== Given request ==
All of the data that follows should be retyped exactly, please, except the pictures.

Stored items:
↓↓↓

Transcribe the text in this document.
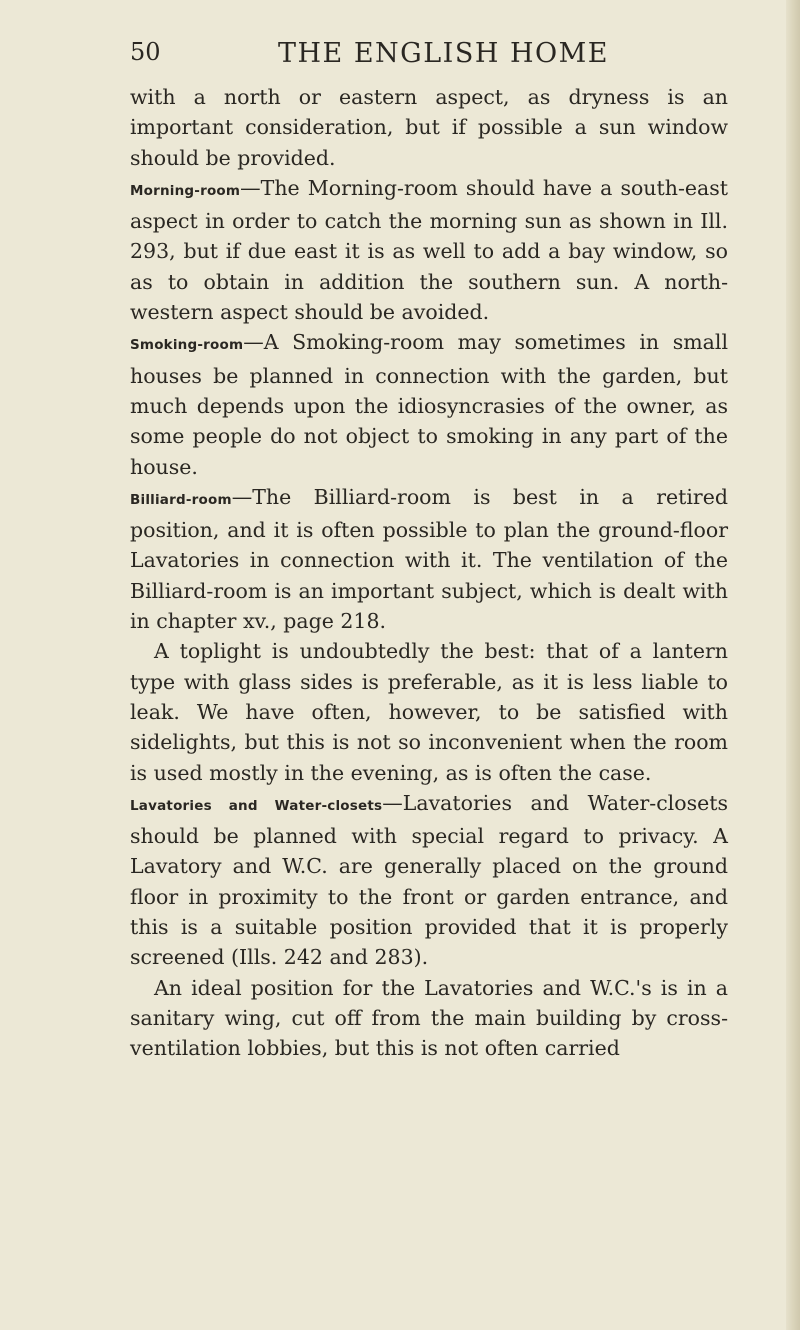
50	THE ENGLISH HOME

with a north or eastern aspect, as dryness is an important consideration, but if possible a sun window should be provided.

Morning-room—The Morning-room should have a south-east aspect in order to catch the morning sun as shown in Ill. 293, but if due east it is as well to add a bay window, so as to obtain in addition the southern sun. A north-western aspect should be avoided.

Smoking-room—A Smoking-room may sometimes in small houses be planned in connection with the garden, but much depends upon the idiosyncrasies of the owner, as some people do not object to smoking in any part of the house.

Billiard-room—The Billiard-room is best in a retired position, and it is often possible to plan the ground-floor Lavatories in connection with it. The ventilation of the Billiard-room is an important subject, which is dealt with in chapter xv., page 218.

A toplight is undoubtedly the best: that of a lantern type with glass sides is preferable, as it is less liable to leak. We have often, however, to be satisfied with sidelights, but this is not so inconvenient when the room is used mostly in the evening, as is often the case.

Lavatories and Water-closets—Lavatories and Water-closets should be planned with special regard to privacy. A Lavatory and W.C. are generally placed on the ground floor in proximity to the front or garden entrance, and this is a suitable position provided that it is properly screened (Ills. 242 and 283).

An ideal position for the Lavatories and W.C.'s is in a sanitary wing, cut off from the main building by cross-ventilation lobbies, but this is not often carried
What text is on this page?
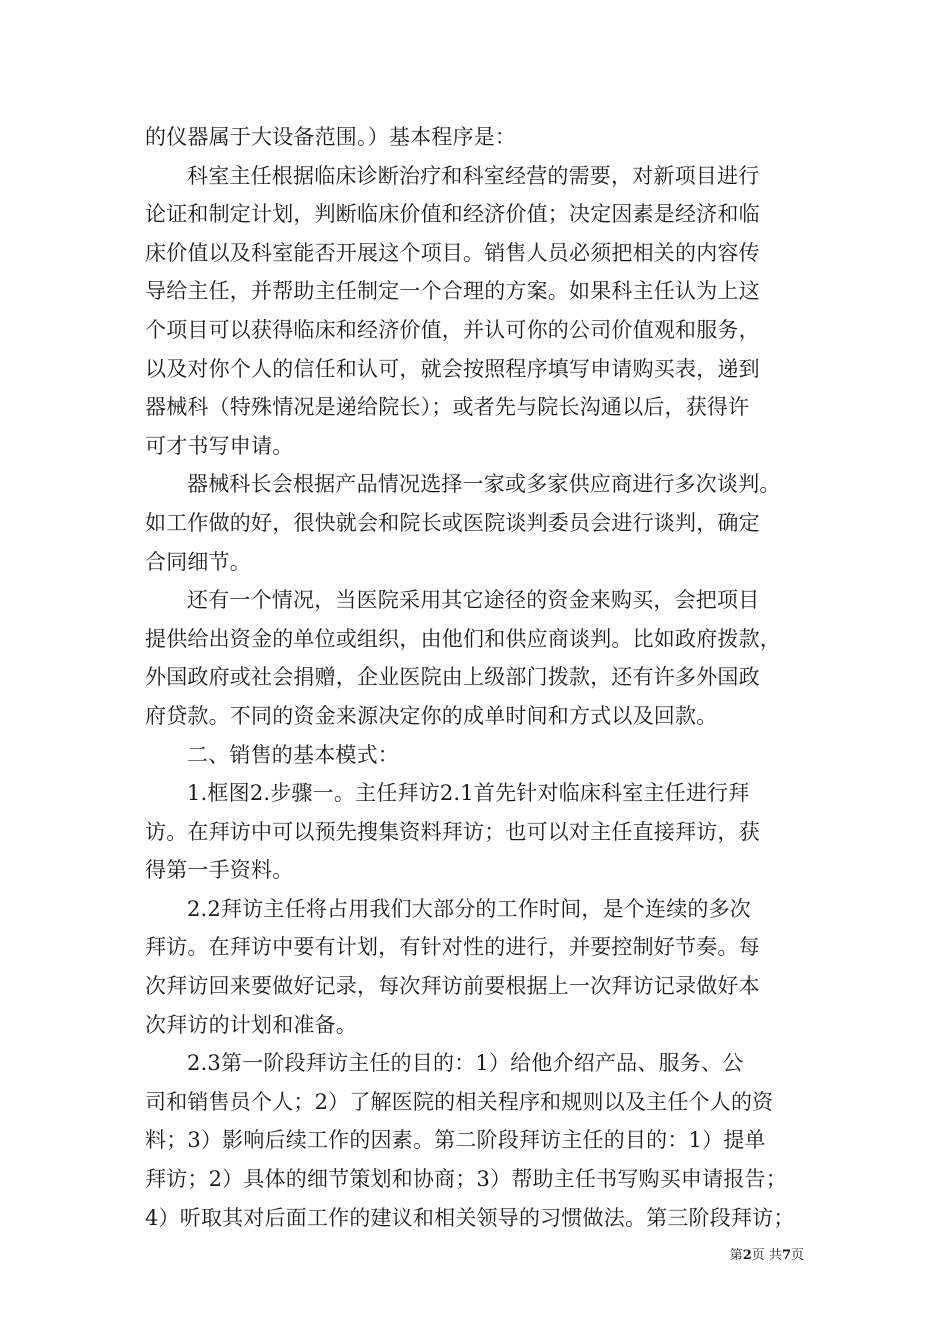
的仪器属于大设备范围。）基本程序是：
科室主任根据临床诊断治疗和科室经营的需要，对新项目进行
论证和制定计划，判断临床价值和经济价值；决定因素是经济和临
床价值以及科室能否开展这个项目。销售人员必须把相关的内容传
导给主任，并帮助主任制定一个合理的方案。如果科主任认为上这
个项目可以获得临床和经济价值，并认可你的公司价值观和服务，
以及对你个人的信任和认可，就会按照程序填写申请购买表，递到
器械科（特殊情况是递给院长）；或者先与院长沟通以后，获得许
可才书写申请。
器械科长会根据产品情况选择一家或多家供应商进行多次谈判。
如工作做的好，很快就会和院长或医院谈判委员会进行谈判，确定
合同细节。
还有一个情况，当医院采用其它途径的资金来购买，会把项目
提供给出资金的单位或组织，由他们和供应商谈判。比如政府拨款，
外国政府或社会捐赠，企业医院由上级部门拨款，还有许多外国政
府贷款。不同的资金来源决定你的成单时间和方式以及回款。
二、销售的基本模式：
1.框图2.步骤一。主任拜访2.1首先针对临床科室主任进行拜
访。在拜访中可以预先搜集资料拜访；也可以对主任直接拜访，获
得第一手资料。
2.2拜访主任将占用我们大部分的工作时间，是个连续的多次
拜访。在拜访中要有计划，有针对性的进行，并要控制好节奏。每
次拜访回来要做好记录，每次拜访前要根据上一次拜访记录做好本
次拜访的计划和准备。
2.3第一阶段拜访主任的目的：1）给他介绍产品、服务、公
司和销售员个人；2）了解医院的相关程序和规则以及主任个人的资
料；3）影响后续工作的因素。第二阶段拜访主任的目的：1）提单
拜访；2）具体的细节策划和协商；3）帮助主任书写购买申请报告；
4）听取其对后面工作的建议和相关领导的习惯做法。第三阶段拜访；
第2页 共7页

↑↑↑

== Final result ==
Transcribe the text in this document.
50	THE ENGLISH HOME

with a north or eastern aspect, as dryness is an important consideration, but if possible a sun window should be provided.

Morning-room—The Morning-room should have a south-east aspect in order to catch the morning sun as shown in Ill. 293, but if due east it is as well to add a bay window, so as to obtain in addition the southern sun. A north-western aspect should be avoided.

Smoking-room—A Smoking-room may sometimes in small houses be planned in connection with the garden, but much depends upon the idiosyncrasies of the owner, as some people do not object to smoking in any part of the house.

Billiard-room—The Billiard-room is best in a retired position, and it is often possible to plan the ground-floor Lavatories in connection with it. The ventilation of the Billiard-room is an important subject, which is dealt with in chapter xv., page 218.

A toplight is undoubtedly the best: that of a lantern type with glass sides is preferable, as it is less liable to leak. We have often, however, to be satisfied with sidelights, but this is not so inconvenient when the room is used mostly in the evening, as is often the case.

Lavatories and Water-closets—Lavatories and Water-closets should be planned with special regard to privacy. A Lavatory and W.C. are generally placed on the ground floor in proximity to the front or garden entrance, and this is a suitable position provided that it is properly screened (Ills. 242 and 283).

An ideal position for the Lavatories and W.C.'s is in a sanitary wing, cut off from the main building by cross-ventilation lobbies, but this is not often carried
What text is on this page?
的仪器属于大设备范围。）基本程序是：
科室主任根据临床诊断治疗和科室经营的需要，对新项目进行
论证和制定计划，判断临床价值和经济价值；决定因素是经济和临
床价值以及科室能否开展这个项目。销售人员必须把相关的内容传
导给主任，并帮助主任制定一个合理的方案。如果科主任认为上这
个项目可以获得临床和经济价值，并认可你的公司价值观和服务，
以及对你个人的信任和认可，就会按照程序填写申请购买表，递到
器械科（特殊情况是递给院长）；或者先与院长沟通以后，获得许
可才书写申请。
器械科长会根据产品情况选择一家或多家供应商进行多次谈判。
如工作做的好，很快就会和院长或医院谈判委员会进行谈判，确定
合同细节。
还有一个情况，当医院采用其它途径的资金来购买，会把项目
提供给出资金的单位或组织，由他们和供应商谈判。比如政府拨款，
外国政府或社会捐赠，企业医院由上级部门拨款，还有许多外国政
府贷款。不同的资金来源决定你的成单时间和方式以及回款。
二、销售的基本模式：
1.框图2.步骤一。主任拜访2.1首先针对临床科室主任进行拜
访。在拜访中可以预先搜集资料拜访；也可以对主任直接拜访，获
得第一手资料。
2.2拜访主任将占用我们大部分的工作时间，是个连续的多次
拜访。在拜访中要有计划，有针对性的进行，并要控制好节奏。每
次拜访回来要做好记录，每次拜访前要根据上一次拜访记录做好本
次拜访的计划和准备。
2.3第一阶段拜访主任的目的：1）给他介绍产品、服务、公
司和销售员个人；2）了解医院的相关程序和规则以及主任个人的资
料；3）影响后续工作的因素。第二阶段拜访主任的目的：1）提单
拜访；2）具体的细节策划和协商；3）帮助主任书写购买申请报告；
4）听取其对后面工作的建议和相关领导的习惯做法。第三阶段拜访；
第2页 共7页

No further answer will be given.